• **Problem requirements**:
Reproduce every item below line for line, changing nothing, and leave the pictures out of your copy.

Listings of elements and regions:
○ ○ ○ ○ ○ ○ ○

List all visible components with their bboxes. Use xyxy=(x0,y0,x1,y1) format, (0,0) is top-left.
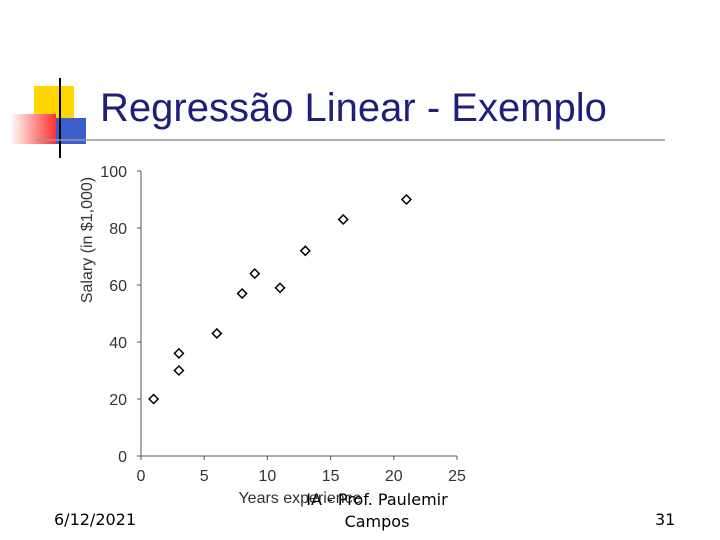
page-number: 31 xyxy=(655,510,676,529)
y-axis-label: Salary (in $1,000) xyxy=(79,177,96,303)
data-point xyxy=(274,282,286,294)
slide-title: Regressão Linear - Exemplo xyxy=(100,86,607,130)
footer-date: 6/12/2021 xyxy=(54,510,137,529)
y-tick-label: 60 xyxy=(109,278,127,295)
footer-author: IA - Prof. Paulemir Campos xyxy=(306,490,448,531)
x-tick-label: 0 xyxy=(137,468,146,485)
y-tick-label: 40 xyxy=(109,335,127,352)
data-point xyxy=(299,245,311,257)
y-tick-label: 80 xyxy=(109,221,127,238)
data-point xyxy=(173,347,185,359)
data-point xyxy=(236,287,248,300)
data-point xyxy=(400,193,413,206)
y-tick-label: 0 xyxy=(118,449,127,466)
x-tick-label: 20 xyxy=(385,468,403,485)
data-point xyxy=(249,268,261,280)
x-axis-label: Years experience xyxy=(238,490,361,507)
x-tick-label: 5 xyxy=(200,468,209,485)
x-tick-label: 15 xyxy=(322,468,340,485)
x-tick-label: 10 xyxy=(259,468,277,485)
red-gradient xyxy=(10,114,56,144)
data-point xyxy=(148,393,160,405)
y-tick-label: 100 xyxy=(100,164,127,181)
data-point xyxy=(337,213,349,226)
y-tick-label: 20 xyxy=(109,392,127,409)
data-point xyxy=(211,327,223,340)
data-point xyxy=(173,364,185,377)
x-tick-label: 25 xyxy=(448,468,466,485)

○ ○ ○ ○ ○ ○ ○

• **Answer to the exercise**:
List all visible components with their bboxes. Use xyxy=(x0,y0,x1,y1) format, (0,0) is top-left.
page-number: 31 xyxy=(655,510,676,529)
y-axis-label: Salary (in $1,000) xyxy=(79,177,96,303)
data-point xyxy=(274,282,286,294)
slide-title: Regressão Linear - Exemplo xyxy=(100,86,607,130)
footer-date: 6/12/2021 xyxy=(54,510,137,529)
y-tick-label: 60 xyxy=(109,278,127,295)
footer-author: IA - Prof. Paulemir Campos xyxy=(306,490,448,531)
x-tick-label: 0 xyxy=(137,468,146,485)
y-tick-label: 40 xyxy=(109,335,127,352)
data-point xyxy=(299,245,311,257)
y-tick-label: 80 xyxy=(109,221,127,238)
data-point xyxy=(173,347,185,359)
data-point xyxy=(236,287,248,300)
data-point xyxy=(400,193,413,206)
y-tick-label: 0 xyxy=(118,449,127,466)
x-tick-label: 20 xyxy=(385,468,403,485)
data-point xyxy=(249,268,261,280)
x-axis-label: Years experience xyxy=(238,490,361,507)
x-tick-label: 5 xyxy=(200,468,209,485)
x-tick-label: 15 xyxy=(322,468,340,485)
x-tick-label: 10 xyxy=(259,468,277,485)
red-gradient xyxy=(10,114,56,144)
data-point xyxy=(148,393,160,405)
y-tick-label: 100 xyxy=(100,164,127,181)
data-point xyxy=(337,213,349,226)
y-tick-label: 20 xyxy=(109,392,127,409)
data-point xyxy=(211,327,223,340)
data-point xyxy=(173,364,185,377)
x-tick-label: 25 xyxy=(448,468,466,485)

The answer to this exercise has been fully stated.